Aim of the task =
Copy out, word for word, the stretch of the passage on the doctrine of frustration from "Section 56, Contract" through "of the promise.".

Supplied text =
"""

Doctrine of Frustration
When the performance of the contract becomes impossible, the purpose, which the parties have in mind, is frustrated. If the performance becomes impossible, because of supervening event, the promisor is excused from the performance of the contract. This known as doctrine of frustration under English law, and is covered by section 56 of the Indian Contract Act.
Section 56, Contract Act: Sec. 56. Agreement to do impossible act- An agreement to do an act impossible in itself is void.
Contract to do act afterwards becoming impossible or unlawful– A contract to do an act which, after the contract is made, becomes impossible, or, by reason of some event which the promisor could not prevent, unlawful, becomes void when the act becomes impossible or unlawful.
Compensation for loss through non-performance of act known to be impossible or unlawful- Where one person has promised to do something which he knew, or, with reasonable diligence, might have known, and which the promise did not know, to be impossible or unlawful, such promisor must make compensation to such promise for any loss which such promise sustains through the non-performance of the promise.

"""

Given data =
"""

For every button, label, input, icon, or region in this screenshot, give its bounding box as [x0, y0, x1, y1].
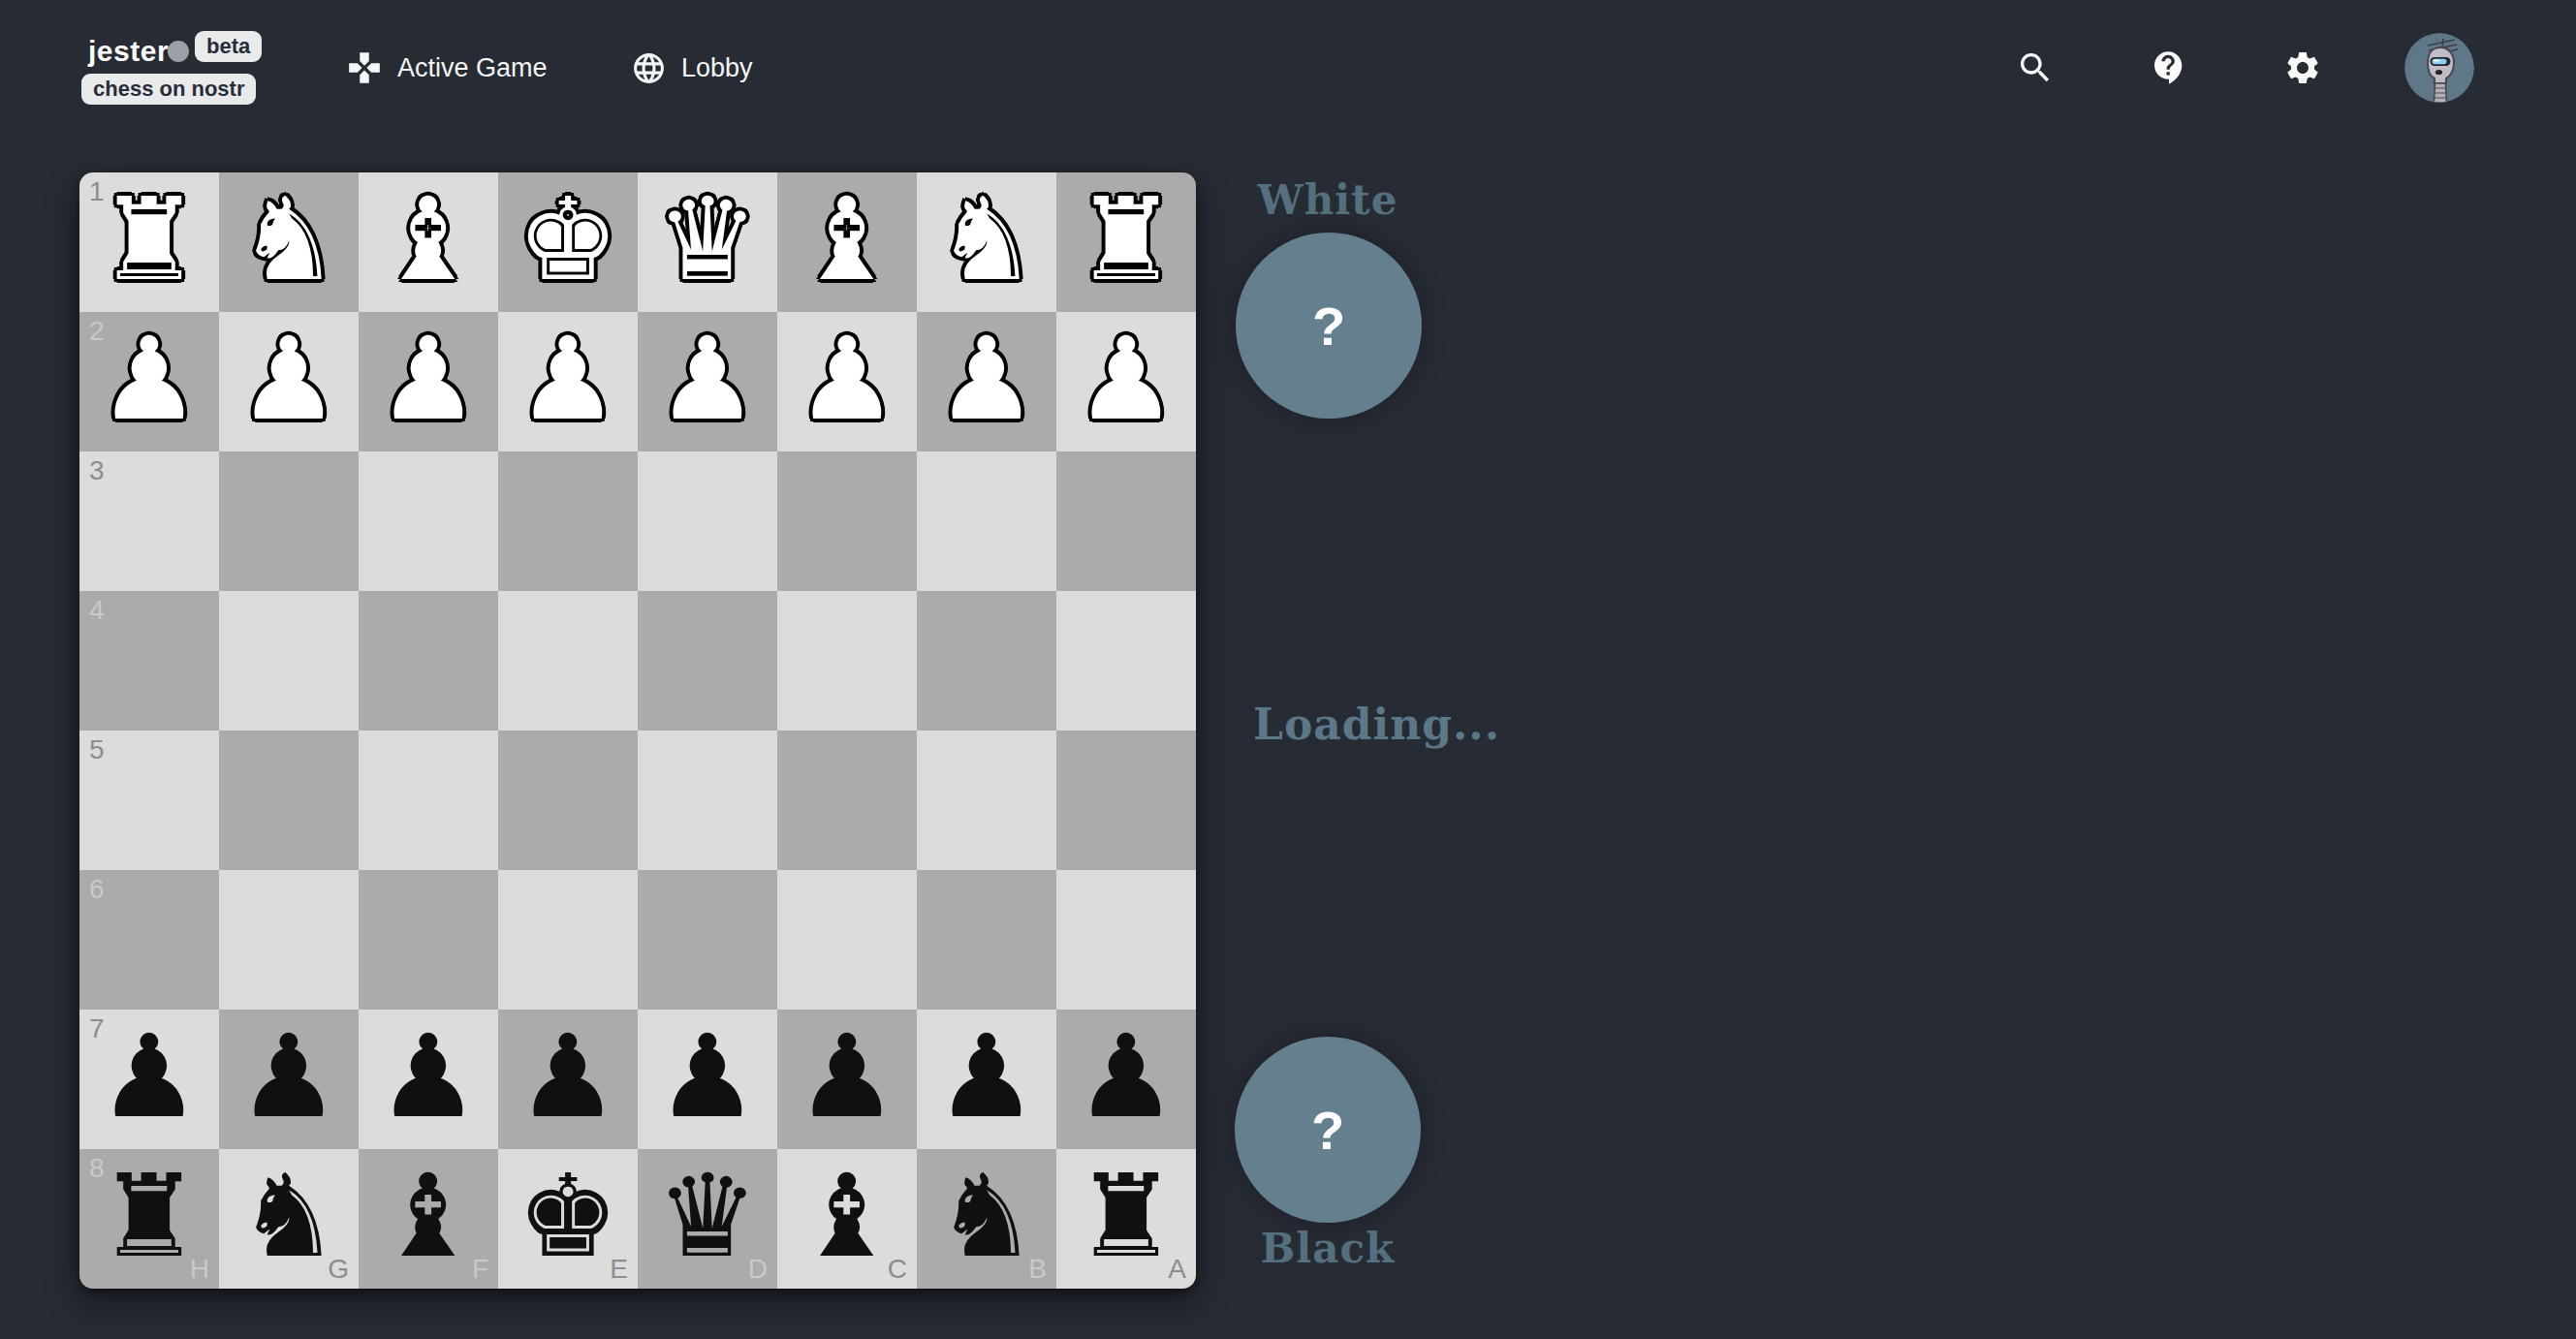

"""

Expected output =
Section 56, Contract Act: Sec. 56. Agreement to do impossible act- An agreement to do an act impossible in itself is void.
Contract to do act afterwards becoming impossible or unlawful– A contract to do an act which, after the contract is made, becomes impossible, or, by reason of some event which the promisor could not prevent, unlawful, becomes void when the act becomes impossible or unlawful.
Compensation for loss through non-performance of act known to be impossible or unlawful- Where one person has promised to do something which he knew, or, with reasonable diligence, might have known, and which the promise did not know, to be impossible or unlawful, such promisor must make compensation to such promise for any loss which such promise sustains through the non-performance of the promise.